> [WHAT TO WORK ON]
Reproduce the listing exactly and skip over any pictures.

> [TASK MATERIAL]
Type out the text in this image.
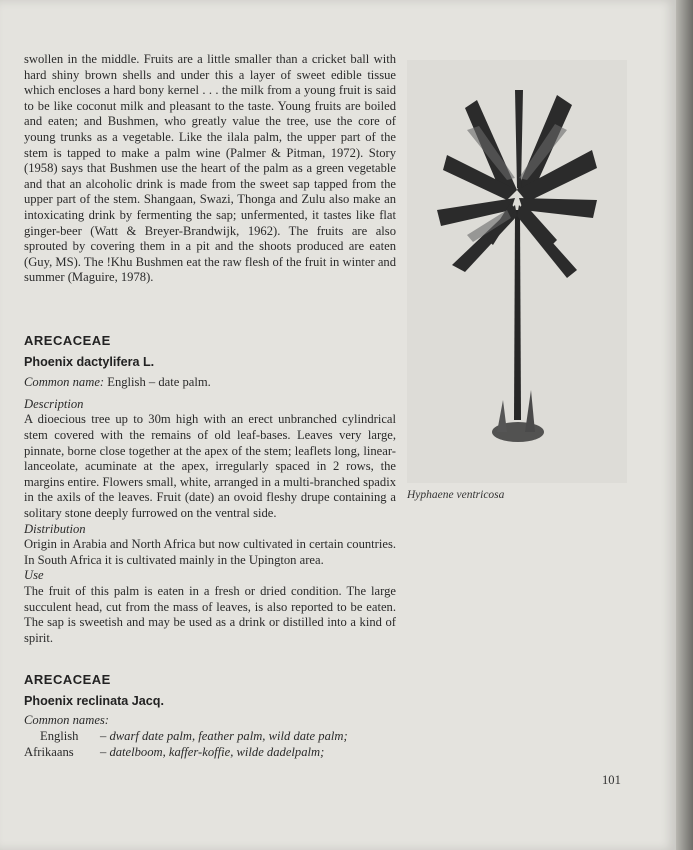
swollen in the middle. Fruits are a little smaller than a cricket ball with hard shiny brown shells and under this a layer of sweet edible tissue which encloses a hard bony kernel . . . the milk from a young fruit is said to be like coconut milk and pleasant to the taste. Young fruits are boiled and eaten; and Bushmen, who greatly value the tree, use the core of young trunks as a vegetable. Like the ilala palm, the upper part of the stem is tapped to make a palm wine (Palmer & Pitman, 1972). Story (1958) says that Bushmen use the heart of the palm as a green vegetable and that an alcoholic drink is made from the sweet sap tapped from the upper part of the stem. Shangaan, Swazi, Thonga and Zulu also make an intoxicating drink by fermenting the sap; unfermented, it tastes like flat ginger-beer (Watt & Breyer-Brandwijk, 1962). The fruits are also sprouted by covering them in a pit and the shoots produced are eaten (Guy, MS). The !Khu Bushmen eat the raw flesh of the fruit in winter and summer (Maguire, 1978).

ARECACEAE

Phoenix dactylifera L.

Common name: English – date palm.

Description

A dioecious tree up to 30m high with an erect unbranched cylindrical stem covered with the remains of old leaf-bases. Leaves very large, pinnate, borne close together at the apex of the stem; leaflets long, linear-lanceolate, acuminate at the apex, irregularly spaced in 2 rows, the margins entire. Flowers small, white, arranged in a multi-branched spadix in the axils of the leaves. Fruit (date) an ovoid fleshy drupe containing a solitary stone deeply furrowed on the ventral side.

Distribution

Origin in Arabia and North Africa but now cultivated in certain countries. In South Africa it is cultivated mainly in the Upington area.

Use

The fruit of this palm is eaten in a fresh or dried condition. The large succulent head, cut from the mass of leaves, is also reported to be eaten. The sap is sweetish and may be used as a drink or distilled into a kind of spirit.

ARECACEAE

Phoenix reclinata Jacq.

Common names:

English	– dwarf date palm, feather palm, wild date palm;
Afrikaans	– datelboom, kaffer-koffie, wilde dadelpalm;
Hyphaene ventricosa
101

> [REPLY]
Type out the text in this image.
swollen in the middle. Fruits are a little smaller than a cricket ball with hard shiny brown shells and under this a layer of sweet edible tissue which encloses a hard bony kernel . . . the milk from a young fruit is said to be like coconut milk and pleasant to the taste. Young fruits are boiled and eaten; and Bushmen, who greatly value the tree, use the core of young trunks as a vegetable. Like the ilala palm, the upper part of the stem is tapped to make a palm wine (Palmer & Pitman, 1972). Story (1958) says that Bushmen use the heart of the palm as a green vegetable and that an alcoholic drink is made from the sweet sap tapped from the upper part of the stem. Shangaan, Swazi, Thonga and Zulu also make an intoxicating drink by fermenting the sap; unfermented, it tastes like flat ginger-beer (Watt & Breyer-Brandwijk, 1962). The fruits are also sprouted by covering them in a pit and the shoots produced are eaten (Guy, MS). The !Khu Bushmen eat the raw flesh of the fruit in winter and summer (Maguire, 1978).

ARECACEAE

Phoenix dactylifera L.

Common name: English – date palm.

Description

A dioecious tree up to 30m high with an erect unbranched cylindrical stem covered with the remains of old leaf-bases. Leaves very large, pinnate, borne close together at the apex of the stem; leaflets long, linear-lanceolate, acuminate at the apex, irregularly spaced in 2 rows, the margins entire. Flowers small, white, arranged in a multi-branched spadix in the axils of the leaves. Fruit (date) an ovoid fleshy drupe containing a solitary stone deeply furrowed on the ventral side.

Distribution

Origin in Arabia and North Africa but now cultivated in certain countries. In South Africa it is cultivated mainly in the Upington area.

Use

The fruit of this palm is eaten in a fresh or dried condition. The large succulent head, cut from the mass of leaves, is also reported to be eaten. The sap is sweetish and may be used as a drink or distilled into a kind of spirit.

ARECACEAE

Phoenix reclinata Jacq.

Common names:

English	– dwarf date palm, feather palm, wild date palm;
Afrikaans	– datelboom, kaffer-koffie, wilde dadelpalm;
Hyphaene ventricosa
101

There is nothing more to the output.